Figure content listings —

* Begin *

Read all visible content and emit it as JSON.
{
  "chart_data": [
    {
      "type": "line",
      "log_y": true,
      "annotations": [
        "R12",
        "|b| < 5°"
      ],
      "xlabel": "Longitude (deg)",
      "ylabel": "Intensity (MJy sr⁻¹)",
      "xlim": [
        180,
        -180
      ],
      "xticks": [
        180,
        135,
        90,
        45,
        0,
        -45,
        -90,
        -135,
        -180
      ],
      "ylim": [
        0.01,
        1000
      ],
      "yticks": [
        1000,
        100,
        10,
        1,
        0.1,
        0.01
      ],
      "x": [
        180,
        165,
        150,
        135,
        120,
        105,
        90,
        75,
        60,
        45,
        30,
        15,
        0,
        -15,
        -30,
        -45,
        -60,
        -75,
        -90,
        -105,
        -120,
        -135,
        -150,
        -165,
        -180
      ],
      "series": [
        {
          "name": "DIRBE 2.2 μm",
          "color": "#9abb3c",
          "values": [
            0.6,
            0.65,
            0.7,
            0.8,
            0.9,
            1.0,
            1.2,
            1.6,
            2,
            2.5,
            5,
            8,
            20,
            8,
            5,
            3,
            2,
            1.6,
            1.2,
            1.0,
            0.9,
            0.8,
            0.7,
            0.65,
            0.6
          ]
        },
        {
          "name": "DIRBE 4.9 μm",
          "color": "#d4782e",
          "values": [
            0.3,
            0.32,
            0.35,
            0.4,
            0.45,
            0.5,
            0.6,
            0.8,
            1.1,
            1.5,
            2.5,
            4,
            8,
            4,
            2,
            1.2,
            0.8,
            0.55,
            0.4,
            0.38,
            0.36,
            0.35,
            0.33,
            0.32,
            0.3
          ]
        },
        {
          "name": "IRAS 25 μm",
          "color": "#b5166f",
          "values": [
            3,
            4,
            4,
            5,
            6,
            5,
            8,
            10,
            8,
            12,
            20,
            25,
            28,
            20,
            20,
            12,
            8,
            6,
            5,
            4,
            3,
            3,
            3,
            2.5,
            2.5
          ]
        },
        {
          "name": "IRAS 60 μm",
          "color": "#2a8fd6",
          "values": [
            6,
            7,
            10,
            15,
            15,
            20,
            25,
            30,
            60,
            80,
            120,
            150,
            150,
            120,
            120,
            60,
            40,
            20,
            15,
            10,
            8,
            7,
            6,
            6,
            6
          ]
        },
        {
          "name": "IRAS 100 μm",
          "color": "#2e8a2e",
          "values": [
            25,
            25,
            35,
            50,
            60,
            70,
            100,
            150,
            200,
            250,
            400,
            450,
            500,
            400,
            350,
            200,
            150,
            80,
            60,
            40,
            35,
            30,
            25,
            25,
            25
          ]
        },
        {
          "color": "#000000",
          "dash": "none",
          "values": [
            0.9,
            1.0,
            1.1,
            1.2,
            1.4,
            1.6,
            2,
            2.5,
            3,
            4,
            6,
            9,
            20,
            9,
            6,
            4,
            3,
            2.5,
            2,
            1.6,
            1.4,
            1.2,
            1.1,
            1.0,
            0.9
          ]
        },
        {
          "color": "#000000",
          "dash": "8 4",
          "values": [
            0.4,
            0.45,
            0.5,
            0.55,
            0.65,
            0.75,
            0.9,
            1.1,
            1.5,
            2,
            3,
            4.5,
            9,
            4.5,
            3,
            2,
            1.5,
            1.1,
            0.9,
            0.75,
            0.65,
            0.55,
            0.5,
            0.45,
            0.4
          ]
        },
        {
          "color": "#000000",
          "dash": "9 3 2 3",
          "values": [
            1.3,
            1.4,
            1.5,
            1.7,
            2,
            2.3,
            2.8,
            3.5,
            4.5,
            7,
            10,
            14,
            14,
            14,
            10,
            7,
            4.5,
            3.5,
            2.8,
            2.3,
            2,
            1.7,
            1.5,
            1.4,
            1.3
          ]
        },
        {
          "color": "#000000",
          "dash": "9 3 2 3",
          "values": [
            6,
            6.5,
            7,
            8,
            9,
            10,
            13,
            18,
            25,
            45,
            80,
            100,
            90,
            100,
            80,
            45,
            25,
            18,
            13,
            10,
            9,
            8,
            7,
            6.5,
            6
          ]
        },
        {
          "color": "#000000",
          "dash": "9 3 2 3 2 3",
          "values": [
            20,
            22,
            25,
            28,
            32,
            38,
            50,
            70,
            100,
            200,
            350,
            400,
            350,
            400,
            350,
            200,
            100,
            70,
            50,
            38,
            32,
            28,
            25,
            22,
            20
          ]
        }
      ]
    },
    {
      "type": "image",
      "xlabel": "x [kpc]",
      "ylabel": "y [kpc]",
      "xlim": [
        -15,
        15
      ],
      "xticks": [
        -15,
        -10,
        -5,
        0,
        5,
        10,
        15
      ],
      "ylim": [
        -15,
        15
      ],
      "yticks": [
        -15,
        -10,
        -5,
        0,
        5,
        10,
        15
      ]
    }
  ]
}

* End *

The request —
Give all of the entries again, word for word.

Task output —
Read all visible content and emit it as JSON.
{
  "chart_data": [
    {
      "type": "line",
      "log_y": true,
      "annotations": [
        "R12",
        "|b| < 5°"
      ],
      "xlabel": "Longitude (deg)",
      "ylabel": "Intensity (MJy sr⁻¹)",
      "xlim": [
        180,
        -180
      ],
      "xticks": [
        180,
        135,
        90,
        45,
        0,
        -45,
        -90,
        -135,
        -180
      ],
      "ylim": [
        0.01,
        1000
      ],
      "yticks": [
        1000,
        100,
        10,
        1,
        0.1,
        0.01
      ],
      "x": [
        180,
        165,
        150,
        135,
        120,
        105,
        90,
        75,
        60,
        45,
        30,
        15,
        0,
        -15,
        -30,
        -45,
        -60,
        -75,
        -90,
        -105,
        -120,
        -135,
        -150,
        -165,
        -180
      ],
      "series": [
        {
          "name": "DIRBE 2.2 μm",
          "color": "#9abb3c",
          "values": [
            0.6,
            0.65,
            0.7,
            0.8,
            0.9,
            1.0,
            1.2,
            1.6,
            2,
            2.5,
            5,
            8,
            20,
            8,
            5,
            3,
            2,
            1.6,
            1.2,
            1.0,
            0.9,
            0.8,
            0.7,
            0.65,
            0.6
          ]
        },
        {
          "name": "DIRBE 4.9 μm",
          "color": "#d4782e",
          "values": [
            0.3,
            0.32,
            0.35,
            0.4,
            0.45,
            0.5,
            0.6,
            0.8,
            1.1,
            1.5,
            2.5,
            4,
            8,
            4,
            2,
            1.2,
            0.8,
            0.55,
            0.4,
            0.38,
            0.36,
            0.35,
            0.33,
            0.32,
            0.3
          ]
        },
        {
          "name": "IRAS 25 μm",
          "color": "#b5166f",
          "values": [
            3,
            4,
            4,
            5,
            6,
            5,
            8,
            10,
            8,
            12,
            20,
            25,
            28,
            20,
            20,
            12,
            8,
            6,
            5,
            4,
            3,
            3,
            3,
            2.5,
            2.5
          ]
        },
        {
          "name": "IRAS 60 μm",
          "color": "#2a8fd6",
          "values": [
            6,
            7,
            10,
            15,
            15,
            20,
            25,
            30,
            60,
            80,
            120,
            150,
            150,
            120,
            120,
            60,
            40,
            20,
            15,
            10,
            8,
            7,
            6,
            6,
            6
          ]
        },
        {
          "name": "IRAS 100 μm",
          "color": "#2e8a2e",
          "values": [
            25,
            25,
            35,
            50,
            60,
            70,
            100,
            150,
            200,
            250,
            400,
            450,
            500,
            400,
            350,
            200,
            150,
            80,
            60,
            40,
            35,
            30,
            25,
            25,
            25
          ]
        },
        {
          "color": "#000000",
          "dash": "none",
          "values": [
            0.9,
            1.0,
            1.1,
            1.2,
            1.4,
            1.6,
            2,
            2.5,
            3,
            4,
            6,
            9,
            20,
            9,
            6,
            4,
            3,
            2.5,
            2,
            1.6,
            1.4,
            1.2,
            1.1,
            1.0,
            0.9
          ]
        },
        {
          "color": "#000000",
          "dash": "8 4",
          "values": [
            0.4,
            0.45,
            0.5,
            0.55,
            0.65,
            0.75,
            0.9,
            1.1,
            1.5,
            2,
            3,
            4.5,
            9,
            4.5,
            3,
            2,
            1.5,
            1.1,
            0.9,
            0.75,
            0.65,
            0.55,
            0.5,
            0.45,
            0.4
          ]
        },
        {
          "color": "#000000",
          "dash": "9 3 2 3",
          "values": [
            1.3,
            1.4,
            1.5,
            1.7,
            2,
            2.3,
            2.8,
            3.5,
            4.5,
            7,
            10,
            14,
            14,
            14,
            10,
            7,
            4.5,
            3.5,
            2.8,
            2.3,
            2,
            1.7,
            1.5,
            1.4,
            1.3
          ]
        },
        {
          "color": "#000000",
          "dash": "9 3 2 3",
          "values": [
            6,
            6.5,
            7,
            8,
            9,
            10,
            13,
            18,
            25,
            45,
            80,
            100,
            90,
            100,
            80,
            45,
            25,
            18,
            13,
            10,
            9,
            8,
            7,
            6.5,
            6
          ]
        },
        {
          "color": "#000000",
          "dash": "9 3 2 3 2 3",
          "values": [
            20,
            22,
            25,
            28,
            32,
            38,
            50,
            70,
            100,
            200,
            350,
            400,
            350,
            400,
            350,
            200,
            100,
            70,
            50,
            38,
            32,
            28,
            25,
            22,
            20
          ]
        }
      ]
    },
    {
      "type": "image",
      "xlabel": "x [kpc]",
      "ylabel": "y [kpc]",
      "xlim": [
        -15,
        15
      ],
      "xticks": [
        -15,
        -10,
        -5,
        0,
        5,
        10,
        15
      ],
      "ylim": [
        -15,
        15
      ],
      "yticks": [
        -15,
        -10,
        -5,
        0,
        5,
        10,
        15
      ]
    }
  ]
}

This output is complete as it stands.